* SELECTED PASSAGE:
I haven’t blogged a lot recently.  We were doing more of the India to Indiana transition with being in the States raising our budget and reconnecting with family and friends than we were doing the Indiana to India life…but that is about to all change!

In 5 days we leave to go back to India for a 3 week business trip.

WE ARE ELATED!

We can’t wait to get to go back and reconnect there again, even if it is for a short time.  We need to get some paperwork and other things in place for our long term business visas. We will be applying for those when we return to the States in mid April. Our hope is that we have those in hand within a month or so and then we can return to India again for a longer stretch of time!

So my last post was about our oldest son moving out and going to college…so, yes, that means he won’t be with us on this trip — or any other trip we make back to the other side of the world. It was really odd only purchasing 3 tickets! I don’t know how I will ever get used to this.

I am happy to say that he is adjusting and doing well in school.  That’s a huge statement with all the transitions he has had to go through!  We are incredibly proud of him!

* DATA RECORDS:
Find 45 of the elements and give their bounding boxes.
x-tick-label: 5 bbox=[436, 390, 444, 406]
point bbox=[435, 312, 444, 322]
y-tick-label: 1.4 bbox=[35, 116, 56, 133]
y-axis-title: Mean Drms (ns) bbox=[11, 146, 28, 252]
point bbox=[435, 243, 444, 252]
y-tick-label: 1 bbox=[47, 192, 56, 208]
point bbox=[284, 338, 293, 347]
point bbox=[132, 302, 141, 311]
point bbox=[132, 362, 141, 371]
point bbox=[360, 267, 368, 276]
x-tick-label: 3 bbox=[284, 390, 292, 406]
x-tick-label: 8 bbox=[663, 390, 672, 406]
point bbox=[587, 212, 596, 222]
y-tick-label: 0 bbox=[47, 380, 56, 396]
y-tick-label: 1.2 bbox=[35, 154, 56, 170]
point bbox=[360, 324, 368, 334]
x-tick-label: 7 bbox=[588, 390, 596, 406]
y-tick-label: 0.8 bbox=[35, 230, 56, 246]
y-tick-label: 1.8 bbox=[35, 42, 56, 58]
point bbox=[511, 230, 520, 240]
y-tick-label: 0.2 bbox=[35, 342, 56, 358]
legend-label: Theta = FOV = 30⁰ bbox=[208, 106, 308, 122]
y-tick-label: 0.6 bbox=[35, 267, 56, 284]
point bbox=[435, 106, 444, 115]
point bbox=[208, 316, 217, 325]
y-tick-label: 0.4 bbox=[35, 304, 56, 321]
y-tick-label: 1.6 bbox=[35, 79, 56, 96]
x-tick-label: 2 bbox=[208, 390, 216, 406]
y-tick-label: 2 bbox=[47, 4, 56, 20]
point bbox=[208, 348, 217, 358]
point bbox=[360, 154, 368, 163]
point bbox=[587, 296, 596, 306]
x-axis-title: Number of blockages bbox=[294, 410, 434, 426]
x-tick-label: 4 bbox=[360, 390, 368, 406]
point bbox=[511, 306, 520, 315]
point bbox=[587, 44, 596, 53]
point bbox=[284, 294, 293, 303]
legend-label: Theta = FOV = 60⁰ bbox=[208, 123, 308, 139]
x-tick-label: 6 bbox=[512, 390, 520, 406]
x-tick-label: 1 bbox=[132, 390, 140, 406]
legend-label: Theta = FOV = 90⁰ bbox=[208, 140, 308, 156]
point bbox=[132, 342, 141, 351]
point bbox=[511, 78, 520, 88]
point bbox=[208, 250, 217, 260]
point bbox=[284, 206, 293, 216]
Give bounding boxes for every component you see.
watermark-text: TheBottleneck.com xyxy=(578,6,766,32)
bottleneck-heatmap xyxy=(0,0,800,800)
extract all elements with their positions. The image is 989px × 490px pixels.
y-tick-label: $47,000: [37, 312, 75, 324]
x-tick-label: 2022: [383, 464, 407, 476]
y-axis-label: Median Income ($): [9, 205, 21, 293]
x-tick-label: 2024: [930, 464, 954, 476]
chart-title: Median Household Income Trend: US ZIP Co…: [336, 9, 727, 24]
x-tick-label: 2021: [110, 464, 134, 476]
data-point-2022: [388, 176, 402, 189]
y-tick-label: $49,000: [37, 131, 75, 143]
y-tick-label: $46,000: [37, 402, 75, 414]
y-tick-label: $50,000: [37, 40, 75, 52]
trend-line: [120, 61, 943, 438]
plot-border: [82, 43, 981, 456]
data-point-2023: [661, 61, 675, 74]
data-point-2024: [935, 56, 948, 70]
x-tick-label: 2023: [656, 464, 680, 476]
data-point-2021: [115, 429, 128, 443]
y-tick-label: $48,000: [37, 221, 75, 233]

* WHAT TO WORK ON:
A – According to the blog post about returning to India, when will the family apply for their long-term business visas?
B – Continue the blog post about returning to India, picking up after its final sentence.

* EXERCISE RESULTS:
A – They will apply when they return to the States in mid-April.

B –
I just hope that when we get to India, that somehow we can make the transition of him not being with us.  I am counting on some kind of unexpected strength to guide us and temper down my emotions…someway somehow…

So expect a lot more posts from India in the near future!  We can’t wait to share more when we are there!

Changes and A New Chapter

Our lives have been all about living in India these past 10 years.  Now we start a new chapter.

Part of us will be in India, but part of us won’t be.

The part of us that won’t be in India is our oldest son, who will be staying in the States for college.

His last night to live with us is tomorrow night.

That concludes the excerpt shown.